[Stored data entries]
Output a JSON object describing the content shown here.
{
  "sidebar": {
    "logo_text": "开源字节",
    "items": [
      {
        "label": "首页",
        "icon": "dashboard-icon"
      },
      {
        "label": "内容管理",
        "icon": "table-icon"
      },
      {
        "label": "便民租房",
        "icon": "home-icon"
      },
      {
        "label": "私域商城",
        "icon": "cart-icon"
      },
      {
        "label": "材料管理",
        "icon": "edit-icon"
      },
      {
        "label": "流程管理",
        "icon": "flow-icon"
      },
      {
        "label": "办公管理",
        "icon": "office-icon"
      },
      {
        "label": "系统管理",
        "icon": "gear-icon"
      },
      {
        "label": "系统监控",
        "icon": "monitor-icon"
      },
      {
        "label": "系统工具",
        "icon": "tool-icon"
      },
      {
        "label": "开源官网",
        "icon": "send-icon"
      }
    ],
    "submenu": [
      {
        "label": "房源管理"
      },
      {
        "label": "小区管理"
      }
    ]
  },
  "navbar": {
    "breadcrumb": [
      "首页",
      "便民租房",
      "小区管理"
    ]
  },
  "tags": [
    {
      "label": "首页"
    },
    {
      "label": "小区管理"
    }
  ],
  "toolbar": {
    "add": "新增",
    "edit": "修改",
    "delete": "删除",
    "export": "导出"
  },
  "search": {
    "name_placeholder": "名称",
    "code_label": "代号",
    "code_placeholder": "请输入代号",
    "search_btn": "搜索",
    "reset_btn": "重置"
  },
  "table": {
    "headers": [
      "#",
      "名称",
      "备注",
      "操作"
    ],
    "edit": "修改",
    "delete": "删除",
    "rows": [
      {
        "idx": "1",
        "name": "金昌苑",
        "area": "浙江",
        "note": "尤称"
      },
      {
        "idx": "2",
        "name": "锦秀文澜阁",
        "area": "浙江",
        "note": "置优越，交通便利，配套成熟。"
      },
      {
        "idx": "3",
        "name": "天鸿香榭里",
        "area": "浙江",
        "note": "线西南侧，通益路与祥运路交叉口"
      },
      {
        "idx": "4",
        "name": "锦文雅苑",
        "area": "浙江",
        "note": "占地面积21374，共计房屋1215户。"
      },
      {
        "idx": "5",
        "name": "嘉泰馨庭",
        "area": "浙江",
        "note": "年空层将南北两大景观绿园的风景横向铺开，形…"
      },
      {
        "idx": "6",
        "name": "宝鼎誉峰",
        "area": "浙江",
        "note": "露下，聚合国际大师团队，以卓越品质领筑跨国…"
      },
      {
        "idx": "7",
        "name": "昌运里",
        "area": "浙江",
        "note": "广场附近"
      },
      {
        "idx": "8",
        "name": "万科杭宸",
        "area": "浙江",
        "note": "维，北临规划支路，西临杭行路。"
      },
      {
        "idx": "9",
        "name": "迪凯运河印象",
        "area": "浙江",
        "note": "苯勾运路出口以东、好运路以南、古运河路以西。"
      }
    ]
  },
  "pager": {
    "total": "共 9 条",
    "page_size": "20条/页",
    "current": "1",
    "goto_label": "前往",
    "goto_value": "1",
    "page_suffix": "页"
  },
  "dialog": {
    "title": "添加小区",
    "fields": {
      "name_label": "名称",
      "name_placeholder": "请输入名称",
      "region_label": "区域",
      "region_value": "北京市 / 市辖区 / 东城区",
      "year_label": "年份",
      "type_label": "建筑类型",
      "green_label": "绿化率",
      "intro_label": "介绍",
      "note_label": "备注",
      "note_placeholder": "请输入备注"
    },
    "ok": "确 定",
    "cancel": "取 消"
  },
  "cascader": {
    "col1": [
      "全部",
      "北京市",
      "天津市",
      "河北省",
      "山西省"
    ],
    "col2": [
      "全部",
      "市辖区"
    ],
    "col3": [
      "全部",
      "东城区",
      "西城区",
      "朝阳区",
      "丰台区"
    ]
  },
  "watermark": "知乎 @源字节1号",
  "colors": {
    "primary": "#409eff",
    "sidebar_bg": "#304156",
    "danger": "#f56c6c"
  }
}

### Exercise description
Quote each line of the data above exactly as written.

### Complete response
Output a JSON object describing the content shown here.
{
  "sidebar": {
    "logo_text": "开源字节",
    "items": [
      {
        "label": "首页",
        "icon": "dashboard-icon"
      },
      {
        "label": "内容管理",
        "icon": "table-icon"
      },
      {
        "label": "便民租房",
        "icon": "home-icon"
      },
      {
        "label": "私域商城",
        "icon": "cart-icon"
      },
      {
        "label": "材料管理",
        "icon": "edit-icon"
      },
      {
        "label": "流程管理",
        "icon": "flow-icon"
      },
      {
        "label": "办公管理",
        "icon": "office-icon"
      },
      {
        "label": "系统管理",
        "icon": "gear-icon"
      },
      {
        "label": "系统监控",
        "icon": "monitor-icon"
      },
      {
        "label": "系统工具",
        "icon": "tool-icon"
      },
      {
        "label": "开源官网",
        "icon": "send-icon"
      }
    ],
    "submenu": [
      {
        "label": "房源管理"
      },
      {
        "label": "小区管理"
      }
    ]
  },
  "navbar": {
    "breadcrumb": [
      "首页",
      "便民租房",
      "小区管理"
    ]
  },
  "tags": [
    {
      "label": "首页"
    },
    {
      "label": "小区管理"
    }
  ],
  "toolbar": {
    "add": "新增",
    "edit": "修改",
    "delete": "删除",
    "export": "导出"
  },
  "search": {
    "name_placeholder": "名称",
    "code_label": "代号",
    "code_placeholder": "请输入代号",
    "search_btn": "搜索",
    "reset_btn": "重置"
  },
  "table": {
    "headers": [
      "#",
      "名称",
      "备注",
      "操作"
    ],
    "edit": "修改",
    "delete": "删除",
    "rows": [
      {
        "idx": "1",
        "name": "金昌苑",
        "area": "浙江",
        "note": "尤称"
      },
      {
        "idx": "2",
        "name": "锦秀文澜阁",
        "area": "浙江",
        "note": "置优越，交通便利，配套成熟。"
      },
      {
        "idx": "3",
        "name": "天鸿香榭里",
        "area": "浙江",
        "note": "线西南侧，通益路与祥运路交叉口"
      },
      {
        "idx": "4",
        "name": "锦文雅苑",
        "area": "浙江",
        "note": "占地面积21374，共计房屋1215户。"
      },
      {
        "idx": "5",
        "name": "嘉泰馨庭",
        "area": "浙江",
        "note": "年空层将南北两大景观绿园的风景横向铺开，形…"
      },
      {
        "idx": "6",
        "name": "宝鼎誉峰",
        "area": "浙江",
        "note": "露下，聚合国际大师团队，以卓越品质领筑跨国…"
      },
      {
        "idx": "7",
        "name": "昌运里",
        "area": "浙江",
        "note": "广场附近"
      },
      {
        "idx": "8",
        "name": "万科杭宸",
        "area": "浙江",
        "note": "维，北临规划支路，西临杭行路。"
      },
      {
        "idx": "9",
        "name": "迪凯运河印象",
        "area": "浙江",
        "note": "苯勾运路出口以东、好运路以南、古运河路以西。"
      }
    ]
  },
  "pager": {
    "total": "共 9 条",
    "page_size": "20条/页",
    "current": "1",
    "goto_label": "前往",
    "goto_value": "1",
    "page_suffix": "页"
  },
  "dialog": {
    "title": "添加小区",
    "fields": {
      "name_label": "名称",
      "name_placeholder": "请输入名称",
      "region_label": "区域",
      "region_value": "北京市 / 市辖区 / 东城区",
      "year_label": "年份",
      "type_label": "建筑类型",
      "green_label": "绿化率",
      "intro_label": "介绍",
      "note_label": "备注",
      "note_placeholder": "请输入备注"
    },
    "ok": "确 定",
    "cancel": "取 消"
  },
  "cascader": {
    "col1": [
      "全部",
      "北京市",
      "天津市",
      "河北省",
      "山西省"
    ],
    "col2": [
      "全部",
      "市辖区"
    ],
    "col3": [
      "全部",
      "东城区",
      "西城区",
      "朝阳区",
      "丰台区"
    ]
  },
  "watermark": "知乎 @源字节1号",
  "colors": {
    "primary": "#409eff",
    "sidebar_bg": "#304156",
    "danger": "#f56c6c"
  }
}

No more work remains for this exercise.